>> start Provided data

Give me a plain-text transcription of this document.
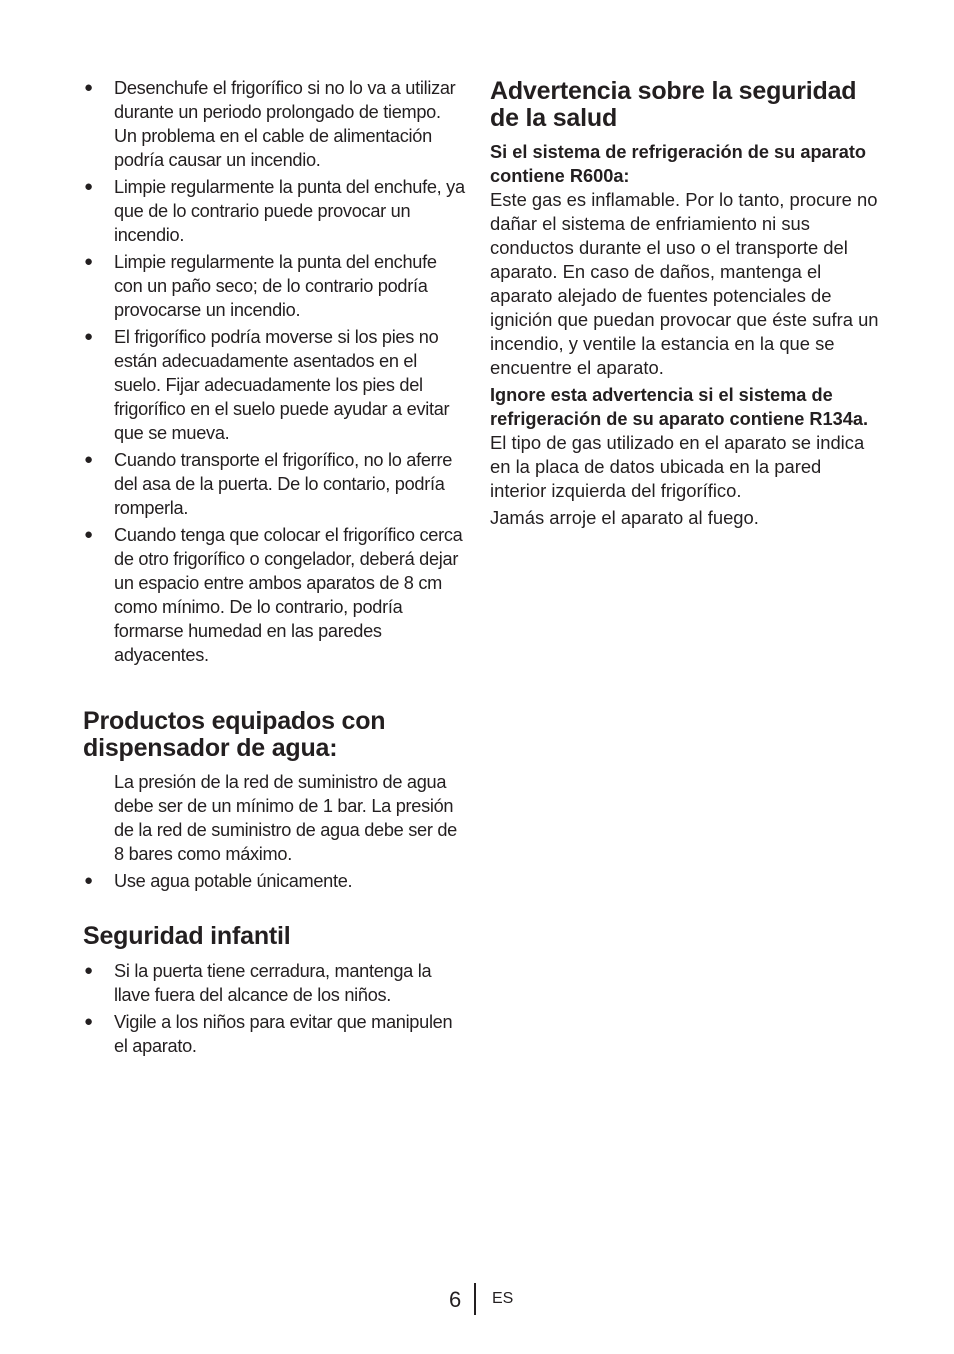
● Desenchufe el frigorífico si no lo va a utilizar durante un periodo prolongado de tiempo. Un problema en el cable de alimentación podría causar un incendio.
● Limpie regularmente la punta del enchufe, ya que de lo contrario puede provocar un incendio.
● Limpie regularmente la punta del enchufe con un paño seco; de lo contrario podría provocarse un incendio.
● El frigorífico podría moverse si los pies no están adecuadamente asentados en el suelo. Fijar adecuadamente los pies del frigorífico en el suelo puede ayudar a evitar que se mueva.
● Cuando transporte el frigorífico, no lo aferre del asa de la puerta. De lo contario, podría romperla.
● Cuando tenga que colocar el frigorífico cerca de otro frigorífico o congelador, deberá dejar un espacio entre ambos aparatos de 8 cm como mínimo. De lo contrario, podría formarse humedad en las paredes adyacentes.
Productos equipados con dispensador de agua:

La presión de la red de suministro de agua debe ser de un mínimo de 1 bar. La presión de la red de suministro de agua debe ser de 8 bares como máximo.

● Use agua potable únicamente.
Seguridad infantil
● Si la puerta tiene cerradura, mantenga la llave fuera del alcance de los niños.
● Vigile a los niños para evitar que manipulen el aparato.
Advertencia sobre la seguridad de la salud

Si el sistema de refrigeración de su aparato contiene R600a:

Este gas es inflamable. Por lo tanto, procure no dañar el sistema de enfriamiento ni sus conductos durante el uso o el transporte del aparato. En caso de daños, mantenga el aparato alejado de fuentes potenciales de ignición que puedan provocar que éste sufra un incendio, y ventile la estancia en la que se encuentre el aparato.

Ignore esta advertencia si el sistema de refrigeración de su aparato contiene R134a.

El tipo de gas utilizado en el aparato se indica en la placa de datos ubicada en la pared interior izquierda del frigorífico.

Jamás arroje el aparato al fuego.

6 ES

>> end Provided data

Each record above should be copied character for character, with pictures dropped.

Give me a plain-text transcription of this document.
● Desenchufe el frigorífico si no lo va a utilizar durante un periodo prolongado de tiempo. Un problema en el cable de alimentación podría causar un incendio.
● Limpie regularmente la punta del enchufe, ya que de lo contrario puede provocar un incendio.
● Limpie regularmente la punta del enchufe con un paño seco; de lo contrario podría provocarse un incendio.
● El frigorífico podría moverse si los pies no están adecuadamente asentados en el suelo. Fijar adecuadamente los pies del frigorífico en el suelo puede ayudar a evitar que se mueva.
● Cuando transporte el frigorífico, no lo aferre del asa de la puerta. De lo contario, podría romperla.
● Cuando tenga que colocar el frigorífico cerca de otro frigorífico o congelador, deberá dejar un espacio entre ambos aparatos de 8 cm como mínimo. De lo contrario, podría formarse humedad en las paredes adyacentes.
Productos equipados con dispensador de agua:

La presión de la red de suministro de agua debe ser de un mínimo de 1 bar. La presión de la red de suministro de agua debe ser de 8 bares como máximo.

● Use agua potable únicamente.
Seguridad infantil
● Si la puerta tiene cerradura, mantenga la llave fuera del alcance de los niños.
● Vigile a los niños para evitar que manipulen el aparato.
Advertencia sobre la seguridad de la salud

Si el sistema de refrigeración de su aparato contiene R600a:

Este gas es inflamable. Por lo tanto, procure no dañar el sistema de enfriamiento ni sus conductos durante el uso o el transporte del aparato. En caso de daños, mantenga el aparato alejado de fuentes potenciales de ignición que puedan provocar que éste sufra un incendio, y ventile la estancia en la que se encuentre el aparato.

Ignore esta advertencia si el sistema de refrigeración de su aparato contiene R134a.

El tipo de gas utilizado en el aparato se indica en la placa de datos ubicada en la pared interior izquierda del frigorífico.

Jamás arroje el aparato al fuego.

6 ES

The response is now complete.